◆ **SET EXERCISE**
Wherever a line in the data below holds "CMSIS", copy that line.

◆ **DATA ROWS**
#####
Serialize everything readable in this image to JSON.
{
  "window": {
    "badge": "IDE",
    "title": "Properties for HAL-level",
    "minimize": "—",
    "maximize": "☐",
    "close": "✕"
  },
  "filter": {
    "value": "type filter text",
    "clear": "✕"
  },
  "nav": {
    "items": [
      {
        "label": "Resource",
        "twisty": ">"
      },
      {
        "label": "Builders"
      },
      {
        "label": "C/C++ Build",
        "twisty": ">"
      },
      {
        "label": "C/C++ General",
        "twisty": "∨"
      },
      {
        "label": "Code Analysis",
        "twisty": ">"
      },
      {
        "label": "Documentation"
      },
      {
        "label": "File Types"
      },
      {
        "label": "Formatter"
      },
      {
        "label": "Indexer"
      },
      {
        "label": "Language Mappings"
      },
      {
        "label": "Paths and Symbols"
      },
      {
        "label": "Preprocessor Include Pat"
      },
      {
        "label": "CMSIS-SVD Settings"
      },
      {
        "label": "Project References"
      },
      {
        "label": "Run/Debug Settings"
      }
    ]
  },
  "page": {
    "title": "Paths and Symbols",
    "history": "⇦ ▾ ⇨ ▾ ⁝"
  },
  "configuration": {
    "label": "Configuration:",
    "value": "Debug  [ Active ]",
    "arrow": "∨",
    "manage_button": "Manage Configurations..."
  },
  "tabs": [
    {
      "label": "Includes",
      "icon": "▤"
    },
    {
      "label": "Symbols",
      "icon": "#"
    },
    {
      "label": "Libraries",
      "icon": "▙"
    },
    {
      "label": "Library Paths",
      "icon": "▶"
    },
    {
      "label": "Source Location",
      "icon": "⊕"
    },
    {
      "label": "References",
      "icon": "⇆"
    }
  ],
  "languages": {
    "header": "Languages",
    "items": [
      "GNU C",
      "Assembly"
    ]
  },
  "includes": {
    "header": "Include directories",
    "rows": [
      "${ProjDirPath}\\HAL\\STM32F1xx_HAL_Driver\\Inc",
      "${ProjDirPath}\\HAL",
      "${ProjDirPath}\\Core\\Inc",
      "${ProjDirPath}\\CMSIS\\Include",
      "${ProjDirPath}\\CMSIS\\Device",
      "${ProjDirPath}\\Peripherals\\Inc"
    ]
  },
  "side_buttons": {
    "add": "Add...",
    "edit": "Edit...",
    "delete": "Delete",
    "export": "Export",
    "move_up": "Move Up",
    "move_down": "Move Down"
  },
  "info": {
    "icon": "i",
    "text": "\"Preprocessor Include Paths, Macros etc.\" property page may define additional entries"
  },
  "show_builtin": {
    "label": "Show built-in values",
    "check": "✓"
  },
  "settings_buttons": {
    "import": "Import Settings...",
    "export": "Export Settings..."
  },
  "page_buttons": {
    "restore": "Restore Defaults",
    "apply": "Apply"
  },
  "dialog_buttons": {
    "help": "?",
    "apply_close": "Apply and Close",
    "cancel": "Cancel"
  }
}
#####
◆ **EXERCISE SOLUTION**
        "label": "CMSIS-SVD Settings"
      "${ProjDirPath}\\CMSIS\\Include",
      "${ProjDirPath}\\CMSIS\\Device",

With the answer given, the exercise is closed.